**Data entries**
╔══

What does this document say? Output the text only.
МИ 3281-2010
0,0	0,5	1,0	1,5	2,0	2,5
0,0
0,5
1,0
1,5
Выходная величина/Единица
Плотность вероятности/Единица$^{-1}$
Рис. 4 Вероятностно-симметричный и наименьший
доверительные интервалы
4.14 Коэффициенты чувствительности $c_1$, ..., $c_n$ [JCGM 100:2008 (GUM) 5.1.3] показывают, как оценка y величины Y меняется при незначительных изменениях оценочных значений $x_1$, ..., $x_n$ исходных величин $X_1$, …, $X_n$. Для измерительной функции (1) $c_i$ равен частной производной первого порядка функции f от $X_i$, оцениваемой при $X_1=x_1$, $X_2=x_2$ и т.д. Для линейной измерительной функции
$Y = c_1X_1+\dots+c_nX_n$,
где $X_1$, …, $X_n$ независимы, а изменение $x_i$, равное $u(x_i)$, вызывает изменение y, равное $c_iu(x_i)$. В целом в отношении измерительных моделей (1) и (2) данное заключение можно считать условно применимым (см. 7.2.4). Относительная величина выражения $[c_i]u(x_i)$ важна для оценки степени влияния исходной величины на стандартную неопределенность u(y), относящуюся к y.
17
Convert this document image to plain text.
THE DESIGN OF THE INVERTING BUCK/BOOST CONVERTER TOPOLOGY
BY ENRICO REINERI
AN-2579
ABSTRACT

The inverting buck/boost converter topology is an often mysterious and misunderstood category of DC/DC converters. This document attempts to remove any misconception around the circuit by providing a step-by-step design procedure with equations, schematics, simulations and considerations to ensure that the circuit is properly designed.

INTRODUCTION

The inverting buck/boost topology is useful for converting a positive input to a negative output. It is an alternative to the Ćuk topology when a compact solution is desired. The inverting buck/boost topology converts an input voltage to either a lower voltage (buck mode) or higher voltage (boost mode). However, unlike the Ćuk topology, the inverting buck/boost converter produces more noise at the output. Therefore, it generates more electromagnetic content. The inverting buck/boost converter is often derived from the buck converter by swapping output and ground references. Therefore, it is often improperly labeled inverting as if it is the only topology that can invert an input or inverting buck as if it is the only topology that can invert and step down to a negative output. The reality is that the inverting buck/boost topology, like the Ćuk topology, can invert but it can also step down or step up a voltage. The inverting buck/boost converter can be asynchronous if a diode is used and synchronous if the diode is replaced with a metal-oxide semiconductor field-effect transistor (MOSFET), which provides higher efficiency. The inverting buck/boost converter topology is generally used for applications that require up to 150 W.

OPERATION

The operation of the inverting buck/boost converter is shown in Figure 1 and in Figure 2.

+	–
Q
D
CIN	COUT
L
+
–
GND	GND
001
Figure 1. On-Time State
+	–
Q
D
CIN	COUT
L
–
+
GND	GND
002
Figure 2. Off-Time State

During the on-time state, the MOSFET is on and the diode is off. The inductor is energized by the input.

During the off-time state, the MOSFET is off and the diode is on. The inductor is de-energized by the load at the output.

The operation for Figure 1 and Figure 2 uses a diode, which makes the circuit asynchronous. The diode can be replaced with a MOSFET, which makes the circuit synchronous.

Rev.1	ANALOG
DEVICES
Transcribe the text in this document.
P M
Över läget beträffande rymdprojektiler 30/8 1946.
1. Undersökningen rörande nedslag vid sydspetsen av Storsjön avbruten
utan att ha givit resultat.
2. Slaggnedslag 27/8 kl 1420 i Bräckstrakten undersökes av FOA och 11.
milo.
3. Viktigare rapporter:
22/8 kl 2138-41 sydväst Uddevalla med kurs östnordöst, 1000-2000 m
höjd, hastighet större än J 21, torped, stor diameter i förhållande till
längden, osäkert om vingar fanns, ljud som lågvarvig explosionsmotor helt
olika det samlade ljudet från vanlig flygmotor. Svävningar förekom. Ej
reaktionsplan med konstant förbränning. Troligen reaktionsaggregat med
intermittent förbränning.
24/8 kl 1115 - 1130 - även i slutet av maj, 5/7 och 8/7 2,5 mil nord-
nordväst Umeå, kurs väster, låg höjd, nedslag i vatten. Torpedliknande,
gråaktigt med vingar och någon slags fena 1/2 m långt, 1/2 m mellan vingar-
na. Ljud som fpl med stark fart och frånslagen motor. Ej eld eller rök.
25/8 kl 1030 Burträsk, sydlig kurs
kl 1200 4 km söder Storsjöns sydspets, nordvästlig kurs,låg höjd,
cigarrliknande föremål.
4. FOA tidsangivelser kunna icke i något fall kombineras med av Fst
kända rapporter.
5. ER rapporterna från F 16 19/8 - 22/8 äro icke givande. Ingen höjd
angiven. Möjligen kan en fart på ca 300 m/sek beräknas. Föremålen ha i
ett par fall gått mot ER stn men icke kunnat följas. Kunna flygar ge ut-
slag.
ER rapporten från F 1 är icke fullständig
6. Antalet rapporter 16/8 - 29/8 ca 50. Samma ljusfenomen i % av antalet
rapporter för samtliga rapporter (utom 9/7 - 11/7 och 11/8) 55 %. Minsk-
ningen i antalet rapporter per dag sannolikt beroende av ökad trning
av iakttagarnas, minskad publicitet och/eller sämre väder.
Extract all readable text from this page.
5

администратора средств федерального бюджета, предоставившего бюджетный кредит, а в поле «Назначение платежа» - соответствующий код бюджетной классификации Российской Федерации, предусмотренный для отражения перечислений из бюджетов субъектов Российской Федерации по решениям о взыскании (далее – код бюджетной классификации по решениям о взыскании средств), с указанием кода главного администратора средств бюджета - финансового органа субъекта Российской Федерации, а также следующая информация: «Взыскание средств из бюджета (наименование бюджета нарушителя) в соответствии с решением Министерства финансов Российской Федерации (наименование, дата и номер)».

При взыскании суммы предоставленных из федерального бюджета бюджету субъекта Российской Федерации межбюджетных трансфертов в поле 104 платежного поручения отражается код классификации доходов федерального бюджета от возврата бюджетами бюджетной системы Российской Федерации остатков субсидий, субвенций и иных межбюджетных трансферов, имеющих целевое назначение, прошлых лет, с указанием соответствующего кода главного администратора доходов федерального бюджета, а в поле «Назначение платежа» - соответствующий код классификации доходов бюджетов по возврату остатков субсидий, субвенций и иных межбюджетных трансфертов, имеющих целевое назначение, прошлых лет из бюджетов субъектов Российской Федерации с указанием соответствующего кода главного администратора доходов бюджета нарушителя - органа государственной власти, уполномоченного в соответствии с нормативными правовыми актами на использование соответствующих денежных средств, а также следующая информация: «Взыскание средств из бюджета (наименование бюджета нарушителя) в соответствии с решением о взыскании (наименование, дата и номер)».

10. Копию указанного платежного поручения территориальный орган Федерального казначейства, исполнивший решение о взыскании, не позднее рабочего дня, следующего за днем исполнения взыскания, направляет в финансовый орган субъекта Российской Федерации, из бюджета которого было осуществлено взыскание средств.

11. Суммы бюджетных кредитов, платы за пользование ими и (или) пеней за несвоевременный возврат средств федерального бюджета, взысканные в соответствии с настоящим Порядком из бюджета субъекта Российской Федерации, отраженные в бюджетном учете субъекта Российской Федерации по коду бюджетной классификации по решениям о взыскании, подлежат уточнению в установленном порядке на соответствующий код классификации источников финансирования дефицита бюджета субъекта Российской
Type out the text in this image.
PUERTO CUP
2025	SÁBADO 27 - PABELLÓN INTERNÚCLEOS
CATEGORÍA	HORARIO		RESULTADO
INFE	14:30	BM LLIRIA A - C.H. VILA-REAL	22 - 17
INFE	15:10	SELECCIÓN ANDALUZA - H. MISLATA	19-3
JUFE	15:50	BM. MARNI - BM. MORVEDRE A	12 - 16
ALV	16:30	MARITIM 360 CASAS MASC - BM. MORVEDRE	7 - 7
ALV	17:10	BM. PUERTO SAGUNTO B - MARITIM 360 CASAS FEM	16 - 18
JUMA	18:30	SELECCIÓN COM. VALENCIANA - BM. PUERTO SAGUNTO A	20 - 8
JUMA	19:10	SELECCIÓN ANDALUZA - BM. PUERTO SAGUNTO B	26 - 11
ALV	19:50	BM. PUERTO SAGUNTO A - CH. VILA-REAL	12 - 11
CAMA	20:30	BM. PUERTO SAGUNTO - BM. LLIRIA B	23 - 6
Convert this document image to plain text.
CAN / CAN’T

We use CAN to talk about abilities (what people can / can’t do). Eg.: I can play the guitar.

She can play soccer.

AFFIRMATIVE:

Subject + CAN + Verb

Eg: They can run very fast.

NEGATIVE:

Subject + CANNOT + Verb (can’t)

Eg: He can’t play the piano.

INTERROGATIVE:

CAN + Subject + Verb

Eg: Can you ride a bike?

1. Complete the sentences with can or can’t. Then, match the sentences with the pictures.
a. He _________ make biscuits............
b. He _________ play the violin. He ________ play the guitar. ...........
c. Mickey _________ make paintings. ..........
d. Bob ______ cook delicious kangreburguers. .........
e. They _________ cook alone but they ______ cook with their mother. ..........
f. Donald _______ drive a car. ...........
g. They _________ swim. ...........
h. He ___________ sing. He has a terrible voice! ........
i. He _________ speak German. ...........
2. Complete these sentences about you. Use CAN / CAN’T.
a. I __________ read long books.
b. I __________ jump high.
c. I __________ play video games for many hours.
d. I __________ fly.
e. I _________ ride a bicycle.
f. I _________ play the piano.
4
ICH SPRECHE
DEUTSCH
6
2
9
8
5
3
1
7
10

╚══

**EXERCISE BRIEF**
Pick out every line above that holds the word "vingar" and copy it.

**TASK SOLUTION**
längden, osäkert om vingar fanns, ljud som lågvarvig explosionsmotor helt
gråaktigt med vingar och någon slags fena 1/2 m långt, 1/2 m mellan vingar-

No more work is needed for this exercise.